_Job:_ Transcribe all of the material below word for word and leave out its pictures.

_Dataset rows:_
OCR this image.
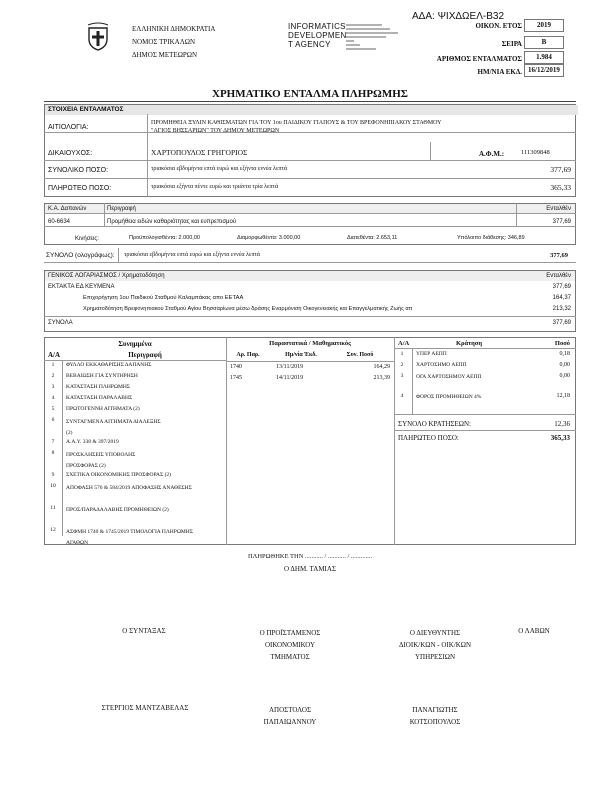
ΕΛΛΗΝΙΚΗ ΔΗΜΟΚΡΑΤΙΑ
ΝΟΜΟΣ ΤΡΙΚΑΛΩΝ
ΔΗΜΟΣ ΜΕΤΕΩΡΩΝ
INFORMATICS
DEVELOPMEN
T AGENCY
ΑΔΑ: ΨΙΧΔΩΕΛ-Β32
ΟΙΚΟΝ. ΕΤΟΣ	2019
ΣΕΙΡΑ	Β
ΑΡΙΘΜΟΣ ΕΝΤΑΛΜΑΤΟΣ	1.984
ΗΜ/ΝΙΑ ΕΚΔ. 16/12/2019
ΧΡΗΜΑΤΙΚΟ ΕΝΤΑΛΜΑ ΠΛΗΡΩΜΗΣ
ΣΤΟΙΧΕΙΑ ΕΝΤΑΛΜΑΤΟΣ
ΑΙΤΙΟΛΟΓΙΑ:
ΠΡΟΜΗΘΕΙΑ ΞΥΛΙΝ ΚΑΘΙΣΜΑΤΩΝ ΓΙΑ ΤΟΥ 1ου ΠΑΙΔΙΚΟΥ ΓΙΑΠΟΥΣ & ΤΟΥ ΒΡΕΦΟΝΗΠΙΑΚΟΥ ΣΤΑΘΜΟΥ
"ΑΓΙΟΣ ΒΗΣΣΑΡΙΩΝ" ΤΟΥ ΔΗΜΟΥ ΜΕΤΕΩΡΩΝ
ΔΙΚΑΙΟΥΧΟΣ:	ΧΑΡΤΟΠΟΥΛΟΣ ΓΡΗΓΟΡΙΟΣ	Α.Φ.Μ.:	111309848
ΣΥΝΟΛΙΚΟ ΠΟΣΟ:	τριακόσια εβδομήντα επτά ευρώ και εξήντα εννέα λεπτά	377,69
ΠΛΗΡΩΤΕΟ ΠΟΣΟ:	τριακόσια εξήντα πέντε ευρώ και τριάντα τρία λεπτά	365,33
Κ.Α. Δαπανών	Περιγραφή	Ενταλθέν
60-6634	Προμήθεια ειδών καθαριότητας και ευπρεπισμού	377,69
Κινήσεις:	Προϋπολογισθέντα: 2.000,00	Διαμορφωθέντα: 3.000,00	Διατεθέντα: 2.653,11	Υπόλοιπο διάθεσης: 346,89
ΣΥΝΟΛΟ (ολογράφως): τριακόσια εβδομήντα επτά ευρώ και εξήντα εννέα λεπτά	377,69
ΓΕΝΙΚΟΣ ΛΟΓΑΡΙΑΣΜΟΣ / Χρηματοδότηση	Ενταλθέν
ΕΚΤΑΚΤΑ ΕΔ ΚΕΥΜΕΝΑ	377,69
Επιχορήγηση 1ου Παιδικού Σταθμού Καλαμπάκας απο ΕΕΤΑΑ	164,37
Χρηματοδότηση Βρεφονηπιακού Σταθμού Αγίου Βησσαρίωνα μέσω δράσης Εναρμόνιση Οικογενειακής και Επαγγελματικής Ζωής απ	213,32
ΣΥΝΟΛΑ	377,69
Συνημμένα
Α/Α	Περιγραφή
1	ΦΥΛΛΟ ΕΚΚΑΘΑΡΙΣΗΣ ΔΑΠΑΝΗΣ
2	ΒΕΒΑΙΩΣΗ ΓΙΑ ΣΥΝΤΗΡΗΣΗ
3	ΚΑΤΑΣΤΑΣΗ ΠΛΗΡΩΜΗΣ
4	ΚΑΤΑΣΤΑΣΗ ΠΑΡΑΛΑΒΗΣ
5	ΠΡΩΤΟΓΕΝΝΗ ΑΙΤΗΜΑΤΑ (2)
6	ΣΥΝΤΑΓΜΕΝΑ ΑΙΤΗΜΑΤΑ ΔΙΑΛΕΞΗΣ (2)
7	Α.Α.Υ. 338 & 397/2019
8	ΠΡΟΣΚΛΗΣΕΙΣ ΥΠΟΒΟΛΗΣ ΠΡΟΣΦΟΡΑΣ (2)
9	ΣΧΕΤΙΚΑ ΟΙΚΟΝΟΜΙΚΗΣ ΠΡΟΣΦΟΡΑΣ (2)
10	ΑΠΟΦΑΣΗ 576 & 584/2019 ΑΠΟΦΑΣΗΣ ΑΝΑΘΕΣΗΣ
11	ΠΡΟΣ/ΠΑΡΑΔΑΛΑΒΗΣ ΠΡΟΜΗΘΕΙΩΝ (2)
12	ΑΣΦΜΗ 1740 & 1745/2019 ΤΙΜΟΛΟΓΙΑ ΠΛΗΡΩΜΗΣ ΑΓΑΘΩΝ
Παραστατικά / Μαθηματικός
Αρ. Παρ.	Ημ/νία Έκδ.	Συν. Ποσό
1740	13/11/2019	164,29
1745	14/11/2019	213,39
Α/Α	Κράτηση	Ποσό
1	ΥΠΕΡ ΑΕΠΠ	0,18
2	ΧΑΡΤΟΣΗΜΟ ΑΕΠΠ	0,00
3	ΟΓΑ ΧΑΡΤΟΣΗΜΟΥ ΑΕΠΠ	0,00
4	ΦΟΡΟΣ ΠΡΟΜΗΘΕΙΩΝ 4%	12,18
ΣΥΝΟΛΟ ΚΡΑΤΗΣΕΩΝ:	12,36
ΠΛΗΡΩΤΕΟ ΠΟΣΟ:	365,33
ΠΛΗΡΩΘΗΚΕ ΤΗΝ ........... / ........... / .............
Ο ΔΗΜ. ΤΑΜΙΑΣ
Ο ΣΥΝΤΑΞΑΣ	Ο ΠΡΟΪΣΤΑΜΕΝΟΣ
ΟΙΚΟΝΟΜΙΚΟΥ
ΤΜΗΜΑΤΟΣ
Ο ΔΙΕΥΘΥΝΤΗΣ
ΔΙΟΙΚ/ΚΩΝ - ΟΙΚ/ΚΩΝ
ΥΠΗΡΕΣΙΩΝ
Ο ΛΑΒΩΝ
ΣΤΕΡΓΙΟΣ ΜΑΝΤΖΑΒΕΛΑΣ	ΑΠΟΣΤΟΛΟΣ
ΠΑΠΑΙΩΑΝΝΟΥ
ΠΑΝΑΓΙΩΤΗΣ
ΚΟΤΣΟΠΟΥΛΟΣ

_Output of the task:_
OCR this image.
ΕΛΛΗΝΙΚΗ ΔΗΜΟΚΡΑΤΙΑ
ΝΟΜΟΣ ΤΡΙΚΑΛΩΝ
ΔΗΜΟΣ ΜΕΤΕΩΡΩΝ
INFORMATICS
DEVELOPMEN
T AGENCY
ΑΔΑ: ΨΙΧΔΩΕΛ-Β32
ΟΙΚΟΝ. ΕΤΟΣ	2019
ΣΕΙΡΑ	Β
ΑΡΙΘΜΟΣ ΕΝΤΑΛΜΑΤΟΣ	1.984
ΗΜ/ΝΙΑ ΕΚΔ. 16/12/2019
ΧΡΗΜΑΤΙΚΟ ΕΝΤΑΛΜΑ ΠΛΗΡΩΜΗΣ
ΣΤΟΙΧΕΙΑ ΕΝΤΑΛΜΑΤΟΣ
ΑΙΤΙΟΛΟΓΙΑ:
ΠΡΟΜΗΘΕΙΑ ΞΥΛΙΝ ΚΑΘΙΣΜΑΤΩΝ ΓΙΑ ΤΟΥ 1ου ΠΑΙΔΙΚΟΥ ΓΙΑΠΟΥΣ & ΤΟΥ ΒΡΕΦΟΝΗΠΙΑΚΟΥ ΣΤΑΘΜΟΥ
"ΑΓΙΟΣ ΒΗΣΣΑΡΙΩΝ" ΤΟΥ ΔΗΜΟΥ ΜΕΤΕΩΡΩΝ
ΔΙΚΑΙΟΥΧΟΣ:	ΧΑΡΤΟΠΟΥΛΟΣ ΓΡΗΓΟΡΙΟΣ	Α.Φ.Μ.:	111309848
ΣΥΝΟΛΙΚΟ ΠΟΣΟ:	τριακόσια εβδομήντα επτά ευρώ και εξήντα εννέα λεπτά	377,69
ΠΛΗΡΩΤΕΟ ΠΟΣΟ:	τριακόσια εξήντα πέντε ευρώ και τριάντα τρία λεπτά	365,33
Κ.Α. Δαπανών	Περιγραφή	Ενταλθέν
60-6634	Προμήθεια ειδών καθαριότητας και ευπρεπισμού	377,69
Κινήσεις:	Προϋπολογισθέντα: 2.000,00	Διαμορφωθέντα: 3.000,00	Διατεθέντα: 2.653,11	Υπόλοιπο διάθεσης: 346,89
ΣΥΝΟΛΟ (ολογράφως): τριακόσια εβδομήντα επτά ευρώ και εξήντα εννέα λεπτά	377,69
ΓΕΝΙΚΟΣ ΛΟΓΑΡΙΑΣΜΟΣ / Χρηματοδότηση	Ενταλθέν
ΕΚΤΑΚΤΑ ΕΔ ΚΕΥΜΕΝΑ	377,69
Επιχορήγηση 1ου Παιδικού Σταθμού Καλαμπάκας απο ΕΕΤΑΑ	164,37
Χρηματοδότηση Βρεφονηπιακού Σταθμού Αγίου Βησσαρίωνα μέσω δράσης Εναρμόνιση Οικογενειακής και Επαγγελματικής Ζωής απ	213,32
ΣΥΝΟΛΑ	377,69
Συνημμένα
Α/Α	Περιγραφή
1	ΦΥΛΛΟ ΕΚΚΑΘΑΡΙΣΗΣ ΔΑΠΑΝΗΣ
2	ΒΕΒΑΙΩΣΗ ΓΙΑ ΣΥΝΤΗΡΗΣΗ
3	ΚΑΤΑΣΤΑΣΗ ΠΛΗΡΩΜΗΣ
4	ΚΑΤΑΣΤΑΣΗ ΠΑΡΑΛΑΒΗΣ
5	ΠΡΩΤΟΓΕΝΝΗ ΑΙΤΗΜΑΤΑ (2)
6	ΣΥΝΤΑΓΜΕΝΑ ΑΙΤΗΜΑΤΑ ΔΙΑΛΕΞΗΣ (2)
7	Α.Α.Υ. 338 & 397/2019
8	ΠΡΟΣΚΛΗΣΕΙΣ ΥΠΟΒΟΛΗΣ ΠΡΟΣΦΟΡΑΣ (2)
9	ΣΧΕΤΙΚΑ ΟΙΚΟΝΟΜΙΚΗΣ ΠΡΟΣΦΟΡΑΣ (2)
10	ΑΠΟΦΑΣΗ 576 & 584/2019 ΑΠΟΦΑΣΗΣ ΑΝΑΘΕΣΗΣ
11	ΠΡΟΣ/ΠΑΡΑΔΑΛΑΒΗΣ ΠΡΟΜΗΘΕΙΩΝ (2)
12	ΑΣΦΜΗ 1740 & 1745/2019 ΤΙΜΟΛΟΓΙΑ ΠΛΗΡΩΜΗΣ ΑΓΑΘΩΝ
Παραστατικά / Μαθηματικός
Αρ. Παρ.	Ημ/νία Έκδ.	Συν. Ποσό
1740	13/11/2019	164,29
1745	14/11/2019	213,39
Α/Α	Κράτηση	Ποσό
1	ΥΠΕΡ ΑΕΠΠ	0,18
2	ΧΑΡΤΟΣΗΜΟ ΑΕΠΠ	0,00
3	ΟΓΑ ΧΑΡΤΟΣΗΜΟΥ ΑΕΠΠ	0,00
4	ΦΟΡΟΣ ΠΡΟΜΗΘΕΙΩΝ 4%	12,18
ΣΥΝΟΛΟ ΚΡΑΤΗΣΕΩΝ:	12,36
ΠΛΗΡΩΤΕΟ ΠΟΣΟ:	365,33
ΠΛΗΡΩΘΗΚΕ ΤΗΝ ........... / ........... / .............
Ο ΔΗΜ. ΤΑΜΙΑΣ
Ο ΣΥΝΤΑΞΑΣ	Ο ΠΡΟΪΣΤΑΜΕΝΟΣ
ΟΙΚΟΝΟΜΙΚΟΥ
ΤΜΗΜΑΤΟΣ
Ο ΔΙΕΥΘΥΝΤΗΣ
ΔΙΟΙΚ/ΚΩΝ - ΟΙΚ/ΚΩΝ
ΥΠΗΡΕΣΙΩΝ
Ο ΛΑΒΩΝ
ΣΤΕΡΓΙΟΣ ΜΑΝΤΖΑΒΕΛΑΣ	ΑΠΟΣΤΟΛΟΣ
ΠΑΠΑΙΩΑΝΝΟΥ
ΠΑΝΑΓΙΩΤΗΣ
ΚΟΤΣΟΠΟΥΛΟΣ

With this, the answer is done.